*DIRECTION*. Reproduce the listing below in its entirety. Change nothing.

=-=-=-=-=

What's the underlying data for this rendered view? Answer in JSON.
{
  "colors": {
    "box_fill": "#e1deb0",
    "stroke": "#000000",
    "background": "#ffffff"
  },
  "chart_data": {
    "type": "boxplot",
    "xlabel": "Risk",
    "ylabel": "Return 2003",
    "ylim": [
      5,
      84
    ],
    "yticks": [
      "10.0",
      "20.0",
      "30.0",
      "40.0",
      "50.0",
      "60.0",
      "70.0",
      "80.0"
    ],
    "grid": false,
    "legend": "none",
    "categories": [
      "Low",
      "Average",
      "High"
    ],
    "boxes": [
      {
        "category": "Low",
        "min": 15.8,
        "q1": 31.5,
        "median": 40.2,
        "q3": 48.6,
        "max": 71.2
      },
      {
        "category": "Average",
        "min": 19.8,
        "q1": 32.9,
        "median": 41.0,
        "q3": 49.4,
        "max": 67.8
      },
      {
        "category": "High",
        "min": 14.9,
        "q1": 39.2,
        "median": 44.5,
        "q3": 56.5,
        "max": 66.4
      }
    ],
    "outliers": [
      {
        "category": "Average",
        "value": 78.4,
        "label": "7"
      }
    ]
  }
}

=-=-=-=-=

*ANSWER*.
What's the underlying data for this rendered view? Answer in JSON.
{
  "colors": {
    "box_fill": "#e1deb0",
    "stroke": "#000000",
    "background": "#ffffff"
  },
  "chart_data": {
    "type": "boxplot",
    "xlabel": "Risk",
    "ylabel": "Return 2003",
    "ylim": [
      5,
      84
    ],
    "yticks": [
      "10.0",
      "20.0",
      "30.0",
      "40.0",
      "50.0",
      "60.0",
      "70.0",
      "80.0"
    ],
    "grid": false,
    "legend": "none",
    "categories": [
      "Low",
      "Average",
      "High"
    ],
    "boxes": [
      {
        "category": "Low",
        "min": 15.8,
        "q1": 31.5,
        "median": 40.2,
        "q3": 48.6,
        "max": 71.2
      },
      {
        "category": "Average",
        "min": 19.8,
        "q1": 32.9,
        "median": 41.0,
        "q3": 49.4,
        "max": 67.8
      },
      {
        "category": "High",
        "min": 14.9,
        "q1": 39.2,
        "median": 44.5,
        "q3": 56.5,
        "max": 66.4
      }
    ],
    "outliers": [
      {
        "category": "Average",
        "value": 78.4,
        "label": "7"
      }
    ]
  }
}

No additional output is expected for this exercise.